● **Material to process**
------------------------------------------------------------

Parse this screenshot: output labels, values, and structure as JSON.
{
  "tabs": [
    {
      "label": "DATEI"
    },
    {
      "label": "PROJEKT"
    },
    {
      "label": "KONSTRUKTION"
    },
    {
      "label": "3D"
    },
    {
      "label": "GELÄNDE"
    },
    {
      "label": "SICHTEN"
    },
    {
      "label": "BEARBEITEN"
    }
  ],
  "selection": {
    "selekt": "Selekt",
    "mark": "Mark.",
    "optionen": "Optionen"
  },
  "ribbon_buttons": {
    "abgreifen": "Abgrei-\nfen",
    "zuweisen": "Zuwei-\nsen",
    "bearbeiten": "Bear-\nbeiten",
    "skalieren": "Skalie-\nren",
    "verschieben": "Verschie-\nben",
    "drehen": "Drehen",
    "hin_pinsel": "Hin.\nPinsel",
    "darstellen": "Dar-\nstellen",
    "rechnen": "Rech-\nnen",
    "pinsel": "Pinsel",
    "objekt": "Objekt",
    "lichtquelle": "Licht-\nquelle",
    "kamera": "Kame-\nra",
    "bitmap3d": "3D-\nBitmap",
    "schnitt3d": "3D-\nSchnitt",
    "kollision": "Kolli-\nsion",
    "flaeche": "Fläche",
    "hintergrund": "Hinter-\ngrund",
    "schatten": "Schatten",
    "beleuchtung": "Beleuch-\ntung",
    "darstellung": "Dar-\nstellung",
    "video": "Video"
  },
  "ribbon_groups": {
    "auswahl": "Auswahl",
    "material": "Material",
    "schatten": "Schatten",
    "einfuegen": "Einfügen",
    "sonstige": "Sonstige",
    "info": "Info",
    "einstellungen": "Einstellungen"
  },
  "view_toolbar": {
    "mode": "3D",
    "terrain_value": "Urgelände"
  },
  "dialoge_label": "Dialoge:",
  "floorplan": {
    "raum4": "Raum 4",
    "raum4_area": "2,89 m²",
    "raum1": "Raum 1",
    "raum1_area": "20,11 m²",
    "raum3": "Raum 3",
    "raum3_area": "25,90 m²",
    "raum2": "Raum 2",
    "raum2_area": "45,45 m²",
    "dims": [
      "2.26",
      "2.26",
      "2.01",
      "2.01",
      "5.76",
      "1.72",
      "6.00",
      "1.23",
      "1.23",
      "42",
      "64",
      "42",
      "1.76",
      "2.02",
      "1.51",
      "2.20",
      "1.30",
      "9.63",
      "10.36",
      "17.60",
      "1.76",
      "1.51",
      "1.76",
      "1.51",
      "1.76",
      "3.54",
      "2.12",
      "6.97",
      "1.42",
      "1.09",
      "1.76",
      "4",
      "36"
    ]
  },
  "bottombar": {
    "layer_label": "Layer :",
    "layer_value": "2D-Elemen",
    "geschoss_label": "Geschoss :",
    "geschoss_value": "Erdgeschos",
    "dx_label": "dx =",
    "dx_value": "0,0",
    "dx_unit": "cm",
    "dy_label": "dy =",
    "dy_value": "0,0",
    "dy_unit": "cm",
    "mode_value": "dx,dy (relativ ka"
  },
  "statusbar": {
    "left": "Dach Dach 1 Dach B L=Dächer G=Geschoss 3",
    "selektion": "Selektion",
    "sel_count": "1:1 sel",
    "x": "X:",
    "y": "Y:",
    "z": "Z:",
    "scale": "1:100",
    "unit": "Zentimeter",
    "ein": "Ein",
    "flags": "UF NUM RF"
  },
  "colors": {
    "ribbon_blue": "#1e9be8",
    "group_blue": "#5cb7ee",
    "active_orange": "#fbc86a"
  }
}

------------------------------------------------------------

● **To be done**
Retype the entries exactly, including every line.

● **Output of the exercise**
Parse this screenshot: output labels, values, and structure as JSON.
{
  "tabs": [
    {
      "label": "DATEI"
    },
    {
      "label": "PROJEKT"
    },
    {
      "label": "KONSTRUKTION"
    },
    {
      "label": "3D"
    },
    {
      "label": "GELÄNDE"
    },
    {
      "label": "SICHTEN"
    },
    {
      "label": "BEARBEITEN"
    }
  ],
  "selection": {
    "selekt": "Selekt",
    "mark": "Mark.",
    "optionen": "Optionen"
  },
  "ribbon_buttons": {
    "abgreifen": "Abgrei-\nfen",
    "zuweisen": "Zuwei-\nsen",
    "bearbeiten": "Bear-\nbeiten",
    "skalieren": "Skalie-\nren",
    "verschieben": "Verschie-\nben",
    "drehen": "Drehen",
    "hin_pinsel": "Hin.\nPinsel",
    "darstellen": "Dar-\nstellen",
    "rechnen": "Rech-\nnen",
    "pinsel": "Pinsel",
    "objekt": "Objekt",
    "lichtquelle": "Licht-\nquelle",
    "kamera": "Kame-\nra",
    "bitmap3d": "3D-\nBitmap",
    "schnitt3d": "3D-\nSchnitt",
    "kollision": "Kolli-\nsion",
    "flaeche": "Fläche",
    "hintergrund": "Hinter-\ngrund",
    "schatten": "Schatten",
    "beleuchtung": "Beleuch-\ntung",
    "darstellung": "Dar-\nstellung",
    "video": "Video"
  },
  "ribbon_groups": {
    "auswahl": "Auswahl",
    "material": "Material",
    "schatten": "Schatten",
    "einfuegen": "Einfügen",
    "sonstige": "Sonstige",
    "info": "Info",
    "einstellungen": "Einstellungen"
  },
  "view_toolbar": {
    "mode": "3D",
    "terrain_value": "Urgelände"
  },
  "dialoge_label": "Dialoge:",
  "floorplan": {
    "raum4": "Raum 4",
    "raum4_area": "2,89 m²",
    "raum1": "Raum 1",
    "raum1_area": "20,11 m²",
    "raum3": "Raum 3",
    "raum3_area": "25,90 m²",
    "raum2": "Raum 2",
    "raum2_area": "45,45 m²",
    "dims": [
      "2.26",
      "2.26",
      "2.01",
      "2.01",
      "5.76",
      "1.72",
      "6.00",
      "1.23",
      "1.23",
      "42",
      "64",
      "42",
      "1.76",
      "2.02",
      "1.51",
      "2.20",
      "1.30",
      "9.63",
      "10.36",
      "17.60",
      "1.76",
      "1.51",
      "1.76",
      "1.51",
      "1.76",
      "3.54",
      "2.12",
      "6.97",
      "1.42",
      "1.09",
      "1.76",
      "4",
      "36"
    ]
  },
  "bottombar": {
    "layer_label": "Layer :",
    "layer_value": "2D-Elemen",
    "geschoss_label": "Geschoss :",
    "geschoss_value": "Erdgeschos",
    "dx_label": "dx =",
    "dx_value": "0,0",
    "dx_unit": "cm",
    "dy_label": "dy =",
    "dy_value": "0,0",
    "dy_unit": "cm",
    "mode_value": "dx,dy (relativ ka"
  },
  "statusbar": {
    "left": "Dach Dach 1 Dach B L=Dächer G=Geschoss 3",
    "selektion": "Selektion",
    "sel_count": "1:1 sel",
    "x": "X:",
    "y": "Y:",
    "z": "Z:",
    "scale": "1:100",
    "unit": "Zentimeter",
    "ein": "Ein",
    "flags": "UF NUM RF"
  },
  "colors": {
    "ribbon_blue": "#1e9be8",
    "group_blue": "#5cb7ee",
    "active_orange": "#fbc86a"
  }
}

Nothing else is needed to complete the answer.